There's also significant detail in Isaiah which the LDS believe were fulfilled in the events related to Joseph Smith. It begins about the Great Apostasy, which is the long period of time between Christ and the Restoration during which the fulness of the gospel was not on the earth. The rest of the passage's fulfillment is found in JS-H 1:11-26,63-65.

Isaiah 29:10-18

10 For the Lord hath poured out upon you the spirit of deep sleep, and hath closed your eyes: the prophets and your rulers, the seers hath he covered.

11 And the vision of all is become unto you as the words of a book that is sealed, which men deliver to one that is learned, saying, Read this, I pray thee: and he saith, I cannot; for it is sealed:

12 And the book is delivered to him that is not learned, saying, Read this, I pray thee: and he saith, I am not learned.

13 ¶Wherefore the Lord said, Forasmuch as this people draw near me with their mouth, and with their lips do honour me, but have removed their heart far from me, and their fear toward me is taught by the precept of men:

14 Therefore, behold, I will proceed to do a marvellous work among this people, even a marvellous work and a wonder: for the wisdom of their wise men shall perish, and the understanding of their prudent men shall be hid.

Exercise set |
a - In the passage on Isaiah and Joseph Smith, how is the Great Apostasy described?
b - Extend the passage on Isaiah and Joseph Smith, picking up right after its last sentence.
The records that come next are separate from the passage on Isaiah and Joseph Smith.

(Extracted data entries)
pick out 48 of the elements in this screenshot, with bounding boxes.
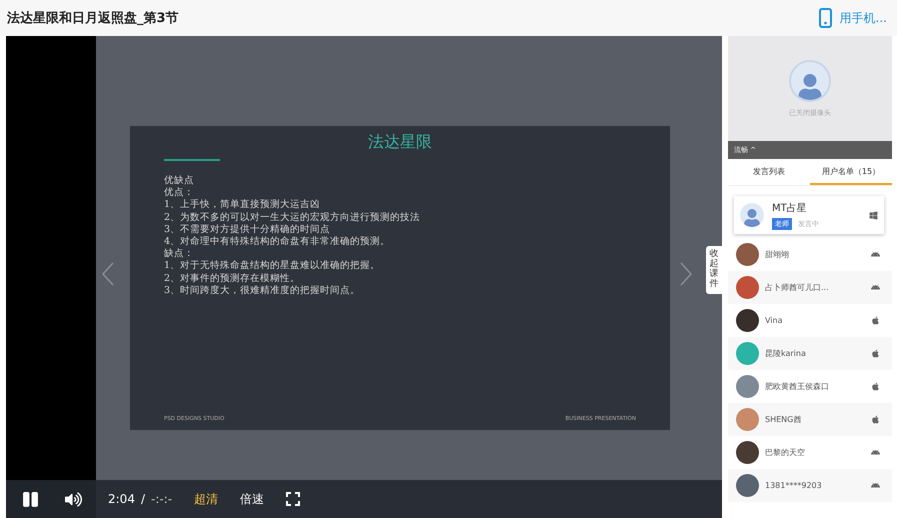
user-name: 昆陵karina	[765, 348, 807, 359]
user-name: 肥欧黄酋王侯森口	[765, 381, 830, 392]
speed-button[interactable]: 倍速	[240, 490, 264, 508]
windows-icon	[869, 210, 878, 220]
user-avatar-icon	[740, 203, 764, 227]
user-name: 1381****9203	[765, 481, 823, 490]
slide-text: 1、对于无特殊命盘结构的星盘难以准确的把握。	[164, 260, 382, 273]
slide-text: 4、对命理中有特殊结构的命盘有非常准确的预测。	[164, 236, 392, 248]
duration: -:-:-	[151, 492, 172, 506]
user-row[interactable]: 1381****9203	[728, 469, 892, 502]
quality-button[interactable]: 超清	[194, 490, 218, 508]
pause-button[interactable]	[22, 490, 39, 508]
user-name: SHENG酋	[765, 414, 802, 425]
user-name: MT占星	[772, 202, 808, 214]
user-name: 巴黎的天空	[765, 447, 806, 458]
page-title: 法达星限和日月返照盘_第3节	[7, 10, 179, 27]
time-separator: /	[140, 492, 145, 506]
slide-text: 优缺点	[164, 175, 195, 187]
android-icon	[871, 250, 880, 259]
fullscreen-icon[interactable]	[286, 492, 300, 506]
apple-icon	[871, 415, 880, 424]
apple-icon	[871, 316, 880, 325]
phone-icon	[818, 8, 832, 28]
slide-text: 3、不需要对方提供十分精确的时间点	[164, 224, 332, 236]
android-icon	[871, 283, 880, 292]
side-tab[interactable]: 收起课件	[706, 246, 722, 294]
volume-button[interactable]	[65, 490, 82, 508]
slide-text: 1、上手快，简单直接预测大运吉凶	[164, 199, 322, 212]
slide-text: 3、时间跨度大，很难精准度的把握时间点。	[164, 284, 362, 298]
slide-text: 2、为数不多的可以对一生大运的宏观方向进行预测的技法	[164, 212, 422, 224]
slide-title: 法达星限	[367, 132, 433, 153]
android-icon	[871, 448, 880, 457]
user-name: 甜翊翊	[765, 249, 790, 260]
panel-tab[interactable]: 发言列表	[728, 159, 810, 185]
user-row[interactable]: SHENG酋	[728, 403, 892, 436]
user-avatar-icon	[789, 60, 831, 102]
user-name: Vina	[765, 316, 784, 325]
user-row[interactable]: 占卜师酋可儿口...	[728, 271, 892, 304]
slide-text: 缺点：	[164, 248, 195, 260]
apple-icon	[871, 382, 880, 391]
slide-text: 2、对事件的预测存在模糊性。	[164, 272, 302, 285]
apple-icon	[871, 349, 880, 358]
slide-text: 优点：	[164, 187, 195, 199]
panel-tab[interactable]: 用户名单（15）	[810, 159, 892, 185]
current-time: 2:04	[108, 492, 135, 506]
user-name: 占卜师酋可儿口...	[765, 282, 830, 293]
user-row[interactable]: 昆陵karina	[728, 337, 892, 370]
android-icon	[871, 481, 880, 490]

Answers for the exercise |
a - It is the long period of time between Christ and the Restoration during which the fulness of the gospel was not on the earth.

b -
15 Woe unto them that seek deep to hide their counsel from the Lord, and their works are in the dark, and they say, Who seeth us? and who knoweth us?

16 Surely your turning of things upside down shall be esteemed as the potter’s clay: for shall the work say of him that made it, He made me not? or shall the thing framed say of him that framed it, He had no understanding?

17 Is it not yet a very little while, and Lebanon shall be turned into a fruitful field, and the fruitful field shall be esteemed as a forest?

18 ¶And in that day shall the deaf hear the words of the book, and the eyes of the blind shall see out of obscurity, and out of darkness.

Then there's Ephesians, which mentions this period of time:

Ephesians 1:10

10 That in the dispensation of the fulness of times he might gather together in one all things in Christ, both which are in heaven, and which are on earth; even in him:

The LDS believe this is the dispensation of the fulness of times, or the time when the gospel is "dispensed" in its fulness, in that all things are restored to the Earth in preparation for the second coming of the Messiah. This verse also references the gathering of the house of Israel, which in our day, is more plainly called missionary work.

Acts 3:21 also mentions the "restitution" or restoration of all things:

21 Whom the heaven must receive until the times of restitution of all things, which God hath spoken by the mouth of all his holy prophets since the world began.

Evidently, "all His holy prophets" taught about the restitution of all things. And apparently, we have lost some of their writings, since in the Bible we have today, not all the prophets specifically mention this thing.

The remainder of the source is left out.